Using the material that follows, identify and copy each line with the string "this".

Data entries
——————

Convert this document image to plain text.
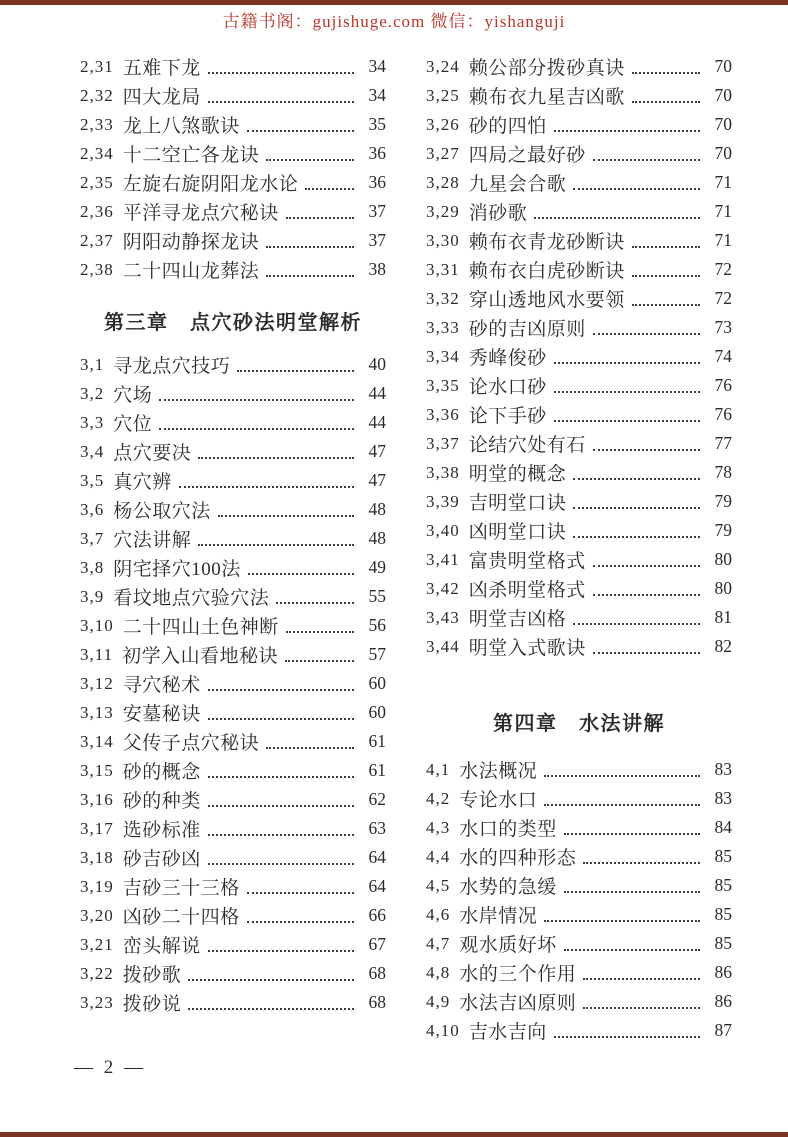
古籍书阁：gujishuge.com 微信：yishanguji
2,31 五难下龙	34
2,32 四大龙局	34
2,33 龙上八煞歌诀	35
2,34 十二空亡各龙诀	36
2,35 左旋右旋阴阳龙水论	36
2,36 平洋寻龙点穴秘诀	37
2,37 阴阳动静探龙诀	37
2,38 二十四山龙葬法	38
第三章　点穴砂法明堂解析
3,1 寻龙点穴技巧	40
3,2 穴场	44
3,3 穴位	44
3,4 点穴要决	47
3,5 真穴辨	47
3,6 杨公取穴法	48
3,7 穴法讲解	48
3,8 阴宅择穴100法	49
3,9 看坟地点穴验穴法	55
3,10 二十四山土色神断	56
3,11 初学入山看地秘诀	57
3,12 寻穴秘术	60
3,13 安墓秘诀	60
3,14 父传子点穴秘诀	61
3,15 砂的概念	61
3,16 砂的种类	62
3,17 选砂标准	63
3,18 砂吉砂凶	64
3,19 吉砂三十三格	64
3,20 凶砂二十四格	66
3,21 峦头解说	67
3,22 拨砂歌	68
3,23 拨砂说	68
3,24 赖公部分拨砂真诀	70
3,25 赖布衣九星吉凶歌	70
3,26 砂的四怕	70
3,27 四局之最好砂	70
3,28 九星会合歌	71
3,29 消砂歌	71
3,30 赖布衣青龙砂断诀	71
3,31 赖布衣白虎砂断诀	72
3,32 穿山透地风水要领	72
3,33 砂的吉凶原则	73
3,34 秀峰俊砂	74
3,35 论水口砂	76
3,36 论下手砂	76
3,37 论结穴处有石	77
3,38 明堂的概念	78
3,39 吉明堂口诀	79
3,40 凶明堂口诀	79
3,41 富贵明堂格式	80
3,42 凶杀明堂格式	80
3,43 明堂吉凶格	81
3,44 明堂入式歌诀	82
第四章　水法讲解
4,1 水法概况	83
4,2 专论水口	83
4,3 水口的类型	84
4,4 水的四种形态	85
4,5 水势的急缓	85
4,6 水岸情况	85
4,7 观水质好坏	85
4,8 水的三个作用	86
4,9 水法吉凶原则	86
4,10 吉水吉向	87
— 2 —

——————

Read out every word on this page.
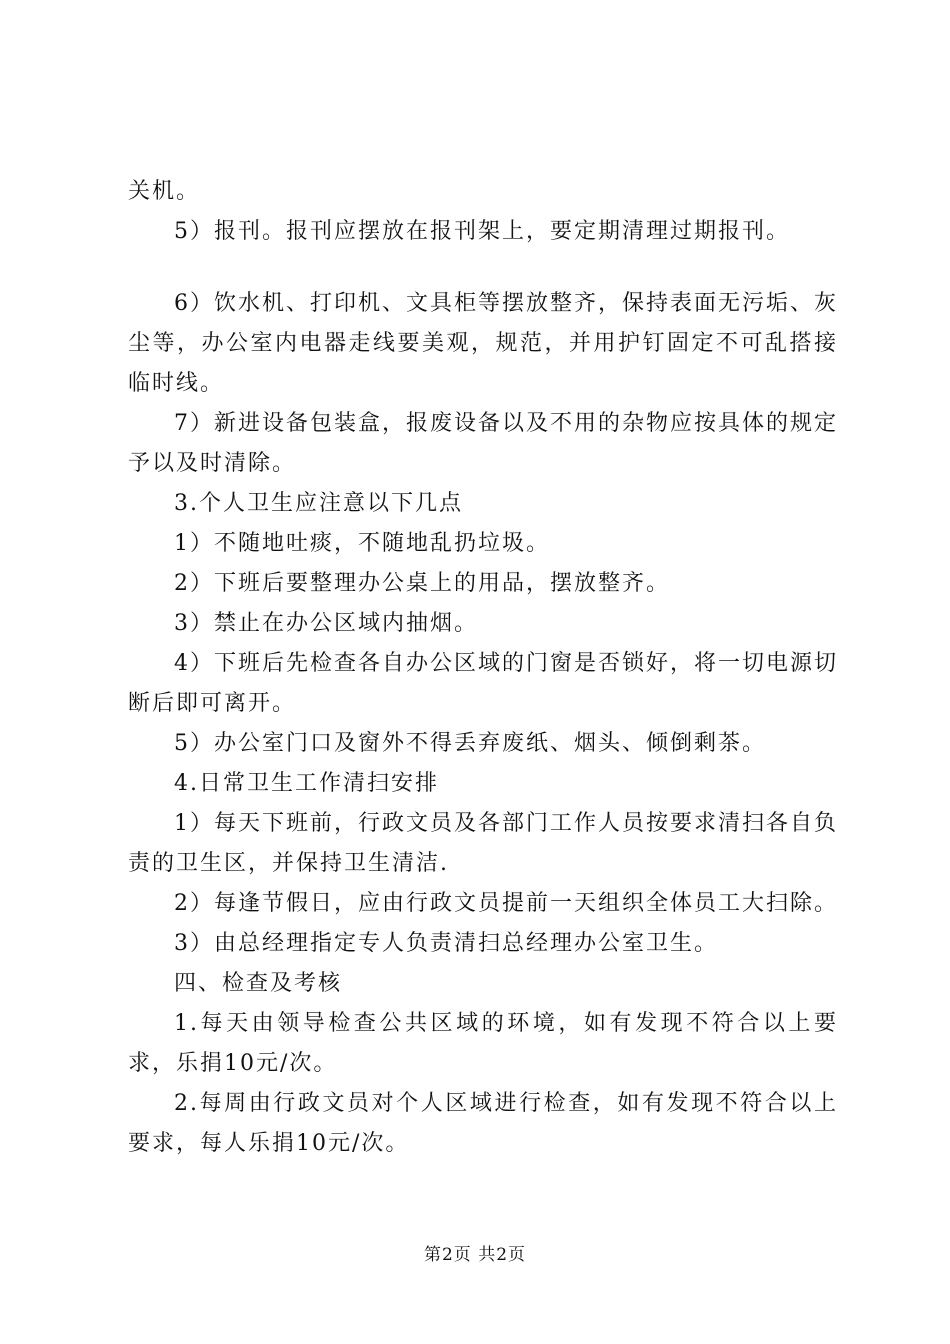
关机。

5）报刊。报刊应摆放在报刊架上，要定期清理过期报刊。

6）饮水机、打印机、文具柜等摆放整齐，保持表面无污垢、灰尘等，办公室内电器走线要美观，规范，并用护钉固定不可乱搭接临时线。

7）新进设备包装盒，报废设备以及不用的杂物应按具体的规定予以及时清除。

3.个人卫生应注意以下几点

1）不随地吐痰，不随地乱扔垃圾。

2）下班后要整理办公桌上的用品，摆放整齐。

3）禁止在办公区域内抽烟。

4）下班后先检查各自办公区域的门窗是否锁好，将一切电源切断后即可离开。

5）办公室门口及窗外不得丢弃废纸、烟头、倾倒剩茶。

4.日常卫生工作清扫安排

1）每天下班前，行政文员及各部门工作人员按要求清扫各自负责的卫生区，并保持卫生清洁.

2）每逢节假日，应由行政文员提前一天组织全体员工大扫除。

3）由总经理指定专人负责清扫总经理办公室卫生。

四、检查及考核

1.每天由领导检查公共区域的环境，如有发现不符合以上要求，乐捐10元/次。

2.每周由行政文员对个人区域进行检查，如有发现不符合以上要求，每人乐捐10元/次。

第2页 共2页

——————

OUTPUT OF THE TASK →
Convert this document image to plain text.
Read out every word on this page.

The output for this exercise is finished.